◆ **THE EXERCISE**:
Return all lines with the word "display" in them.

[Dataset excerpts]
▼

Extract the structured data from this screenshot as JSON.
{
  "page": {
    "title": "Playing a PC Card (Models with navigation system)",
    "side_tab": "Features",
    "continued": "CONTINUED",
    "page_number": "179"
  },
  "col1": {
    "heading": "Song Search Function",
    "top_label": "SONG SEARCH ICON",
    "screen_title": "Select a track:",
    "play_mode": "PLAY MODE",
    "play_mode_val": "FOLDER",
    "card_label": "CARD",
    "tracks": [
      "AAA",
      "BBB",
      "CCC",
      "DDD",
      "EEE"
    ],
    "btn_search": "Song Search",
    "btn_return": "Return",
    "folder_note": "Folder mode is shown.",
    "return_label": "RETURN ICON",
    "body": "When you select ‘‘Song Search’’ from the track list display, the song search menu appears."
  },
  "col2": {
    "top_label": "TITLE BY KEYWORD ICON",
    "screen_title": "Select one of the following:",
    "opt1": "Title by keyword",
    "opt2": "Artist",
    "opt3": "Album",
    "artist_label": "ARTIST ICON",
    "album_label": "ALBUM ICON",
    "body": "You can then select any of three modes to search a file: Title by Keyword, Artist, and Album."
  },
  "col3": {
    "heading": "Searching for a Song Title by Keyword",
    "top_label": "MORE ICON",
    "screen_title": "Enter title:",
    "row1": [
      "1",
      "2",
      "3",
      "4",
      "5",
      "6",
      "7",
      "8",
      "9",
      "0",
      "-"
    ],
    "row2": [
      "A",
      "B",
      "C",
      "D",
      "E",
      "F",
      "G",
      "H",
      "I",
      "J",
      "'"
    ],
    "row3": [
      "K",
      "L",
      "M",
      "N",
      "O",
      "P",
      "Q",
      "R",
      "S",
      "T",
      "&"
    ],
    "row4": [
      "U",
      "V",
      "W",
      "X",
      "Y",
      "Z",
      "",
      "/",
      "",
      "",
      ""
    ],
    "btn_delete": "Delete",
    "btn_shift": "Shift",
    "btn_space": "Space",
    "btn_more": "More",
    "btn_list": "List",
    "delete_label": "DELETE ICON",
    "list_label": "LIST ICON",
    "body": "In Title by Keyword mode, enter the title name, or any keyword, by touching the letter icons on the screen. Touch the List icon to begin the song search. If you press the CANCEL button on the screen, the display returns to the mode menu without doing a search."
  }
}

▲

◆ **SOLUTION TO THIS EXERCISE**:
    "body": "When you select ‘‘Song Search’’ from the track list display, the song search menu appears."
    "body": "In Title by Keyword mode, enter the title name, or any keyword, by touching the letter icons on the screen. Touch the List icon to begin the song search. If you press the CANCEL button on the screen, the display returns to the mode menu without doing a search."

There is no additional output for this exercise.